_Stored entries_:
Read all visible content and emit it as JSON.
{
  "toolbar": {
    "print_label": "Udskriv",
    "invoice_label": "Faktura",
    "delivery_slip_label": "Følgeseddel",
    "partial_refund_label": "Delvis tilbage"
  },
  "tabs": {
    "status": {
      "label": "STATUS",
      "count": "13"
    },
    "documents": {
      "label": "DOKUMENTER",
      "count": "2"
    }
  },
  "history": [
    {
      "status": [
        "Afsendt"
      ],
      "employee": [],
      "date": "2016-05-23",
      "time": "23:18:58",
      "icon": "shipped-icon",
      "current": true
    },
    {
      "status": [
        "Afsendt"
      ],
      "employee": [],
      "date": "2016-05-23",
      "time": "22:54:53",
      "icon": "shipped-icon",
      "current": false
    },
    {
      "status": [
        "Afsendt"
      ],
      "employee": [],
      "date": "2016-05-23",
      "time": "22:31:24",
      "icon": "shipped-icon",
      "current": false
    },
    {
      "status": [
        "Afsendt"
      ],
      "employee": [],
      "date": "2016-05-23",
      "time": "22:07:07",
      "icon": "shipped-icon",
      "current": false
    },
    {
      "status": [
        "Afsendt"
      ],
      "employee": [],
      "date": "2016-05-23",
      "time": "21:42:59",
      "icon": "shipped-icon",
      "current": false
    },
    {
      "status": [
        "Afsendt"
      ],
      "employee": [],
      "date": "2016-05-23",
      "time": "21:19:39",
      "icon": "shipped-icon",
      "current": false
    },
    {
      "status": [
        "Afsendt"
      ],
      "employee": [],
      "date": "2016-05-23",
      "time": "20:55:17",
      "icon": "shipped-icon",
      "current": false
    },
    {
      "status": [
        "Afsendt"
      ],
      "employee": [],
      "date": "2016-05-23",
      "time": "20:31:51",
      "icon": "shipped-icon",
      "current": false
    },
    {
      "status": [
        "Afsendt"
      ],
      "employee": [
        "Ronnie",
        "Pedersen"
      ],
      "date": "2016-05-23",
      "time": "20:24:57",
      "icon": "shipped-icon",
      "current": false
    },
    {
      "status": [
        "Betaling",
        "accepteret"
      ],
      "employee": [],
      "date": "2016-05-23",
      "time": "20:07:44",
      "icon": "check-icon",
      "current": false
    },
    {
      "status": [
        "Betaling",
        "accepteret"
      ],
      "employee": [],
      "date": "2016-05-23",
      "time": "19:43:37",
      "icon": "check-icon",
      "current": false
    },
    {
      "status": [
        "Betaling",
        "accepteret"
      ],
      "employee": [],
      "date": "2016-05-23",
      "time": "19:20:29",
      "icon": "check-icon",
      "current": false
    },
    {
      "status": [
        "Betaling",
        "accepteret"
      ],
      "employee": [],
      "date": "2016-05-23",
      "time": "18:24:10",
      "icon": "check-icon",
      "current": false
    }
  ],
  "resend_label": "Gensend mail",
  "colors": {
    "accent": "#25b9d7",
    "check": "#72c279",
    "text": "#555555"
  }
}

---

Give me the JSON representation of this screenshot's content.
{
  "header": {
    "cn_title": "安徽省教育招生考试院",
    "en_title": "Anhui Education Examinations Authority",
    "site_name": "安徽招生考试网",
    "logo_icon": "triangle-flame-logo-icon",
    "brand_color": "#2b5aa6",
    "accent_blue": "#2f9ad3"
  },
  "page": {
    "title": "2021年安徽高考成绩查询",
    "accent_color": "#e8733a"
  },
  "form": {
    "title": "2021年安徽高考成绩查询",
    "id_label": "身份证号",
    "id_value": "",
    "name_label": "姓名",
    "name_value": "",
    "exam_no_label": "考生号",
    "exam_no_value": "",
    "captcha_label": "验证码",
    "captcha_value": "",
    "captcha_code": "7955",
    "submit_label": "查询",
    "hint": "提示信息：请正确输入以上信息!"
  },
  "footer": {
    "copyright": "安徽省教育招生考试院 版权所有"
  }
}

* * *

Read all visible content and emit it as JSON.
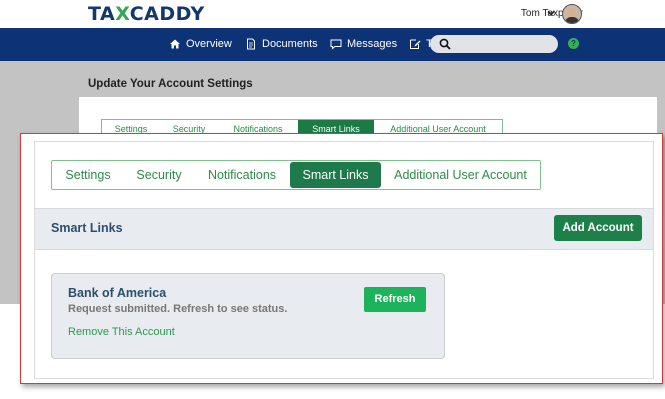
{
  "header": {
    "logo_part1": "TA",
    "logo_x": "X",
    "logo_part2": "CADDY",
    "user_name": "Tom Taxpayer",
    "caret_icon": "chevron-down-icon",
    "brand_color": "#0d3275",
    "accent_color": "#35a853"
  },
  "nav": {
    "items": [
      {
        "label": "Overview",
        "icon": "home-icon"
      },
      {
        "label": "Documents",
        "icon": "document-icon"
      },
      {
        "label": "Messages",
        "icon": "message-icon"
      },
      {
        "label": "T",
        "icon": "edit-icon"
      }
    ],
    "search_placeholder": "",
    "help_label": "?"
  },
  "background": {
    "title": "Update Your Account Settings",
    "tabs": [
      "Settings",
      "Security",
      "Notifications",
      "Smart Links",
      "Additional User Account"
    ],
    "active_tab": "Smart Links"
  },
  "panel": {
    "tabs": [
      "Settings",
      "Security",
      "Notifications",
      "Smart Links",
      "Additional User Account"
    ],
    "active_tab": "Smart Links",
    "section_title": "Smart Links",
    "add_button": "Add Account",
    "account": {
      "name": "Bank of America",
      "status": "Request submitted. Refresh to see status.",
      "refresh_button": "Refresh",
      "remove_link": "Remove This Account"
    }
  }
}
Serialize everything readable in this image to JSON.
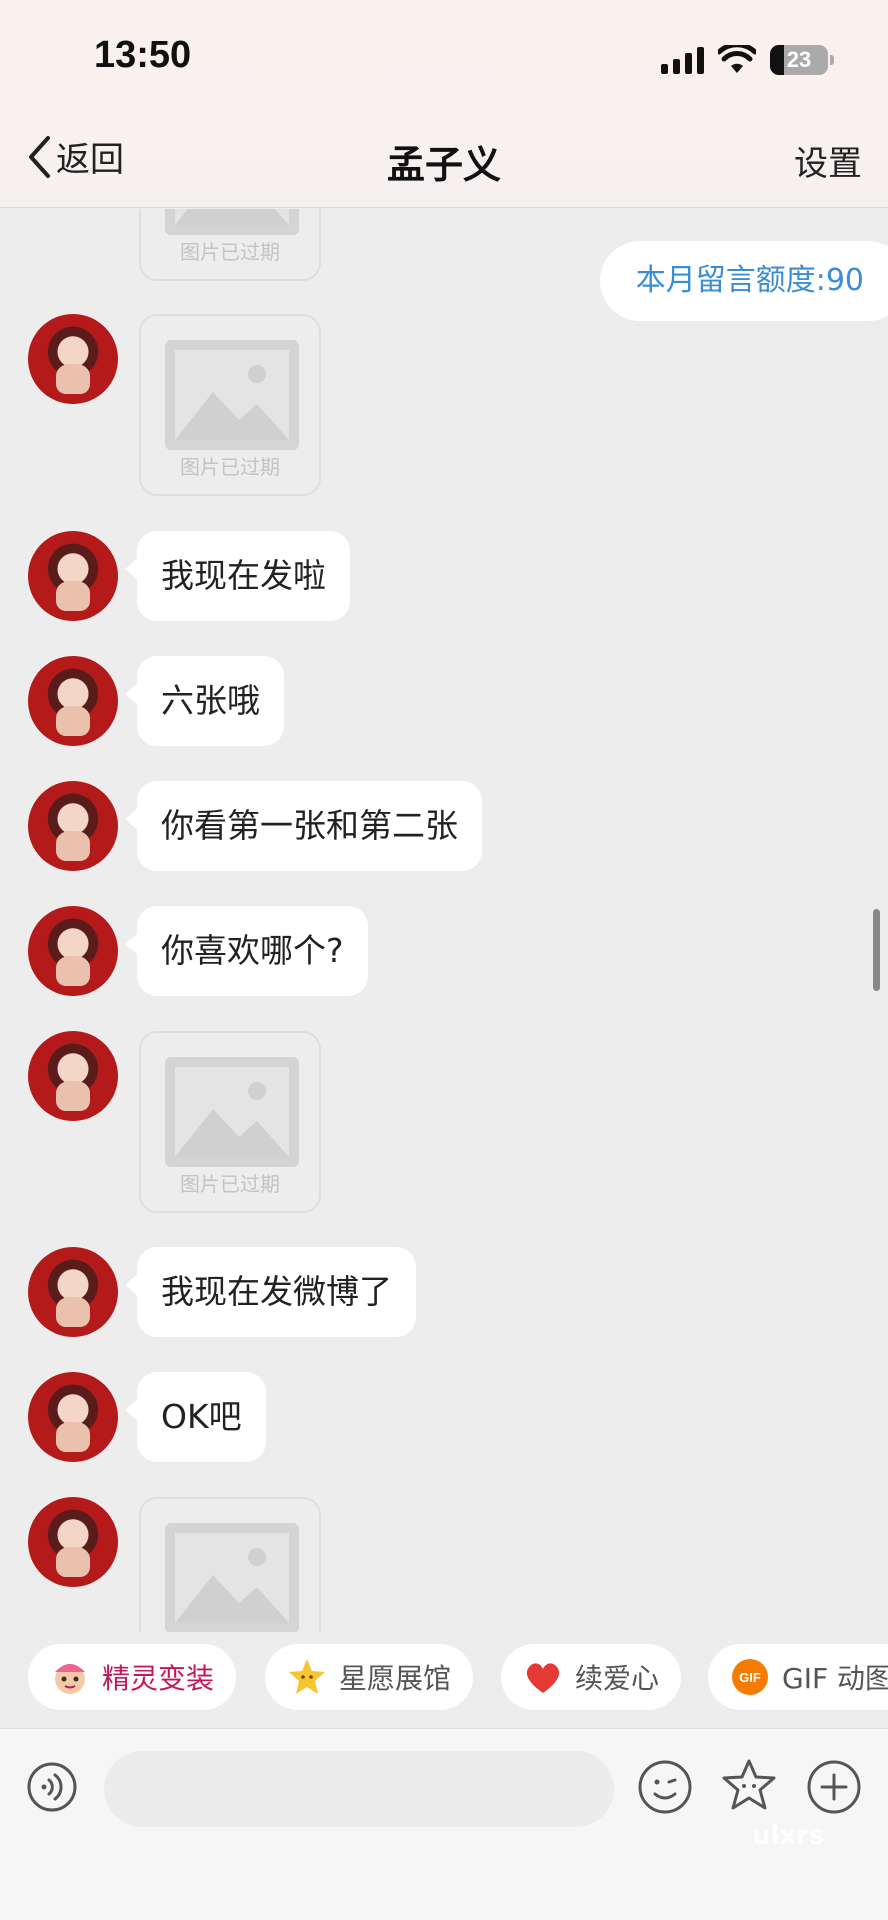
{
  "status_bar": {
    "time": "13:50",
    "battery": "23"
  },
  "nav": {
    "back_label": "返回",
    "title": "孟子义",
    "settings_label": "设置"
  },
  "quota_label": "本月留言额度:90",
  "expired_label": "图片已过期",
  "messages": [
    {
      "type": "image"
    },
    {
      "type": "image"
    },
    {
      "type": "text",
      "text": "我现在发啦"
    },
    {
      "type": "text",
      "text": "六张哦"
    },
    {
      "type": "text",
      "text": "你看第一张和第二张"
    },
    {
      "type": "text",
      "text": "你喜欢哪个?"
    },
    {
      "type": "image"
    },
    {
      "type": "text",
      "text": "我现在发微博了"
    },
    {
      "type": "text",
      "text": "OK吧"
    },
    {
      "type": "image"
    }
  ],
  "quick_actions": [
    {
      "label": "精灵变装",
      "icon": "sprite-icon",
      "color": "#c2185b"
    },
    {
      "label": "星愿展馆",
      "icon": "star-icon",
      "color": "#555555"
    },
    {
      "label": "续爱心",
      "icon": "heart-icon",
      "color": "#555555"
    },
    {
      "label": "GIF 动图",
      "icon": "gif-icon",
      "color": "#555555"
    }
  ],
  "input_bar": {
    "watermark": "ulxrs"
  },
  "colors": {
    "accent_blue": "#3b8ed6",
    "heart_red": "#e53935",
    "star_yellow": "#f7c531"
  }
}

_Required work_: Scan the listing above and identify each line holding the string "JSON"; copy every such line.

_Solution for this exercise_:
Read all visible content and emit it as JSON.
Give me the JSON representation of this screenshot's content.
Read all visible content and emit it as JSON.
Serialize everything readable in this image to JSON.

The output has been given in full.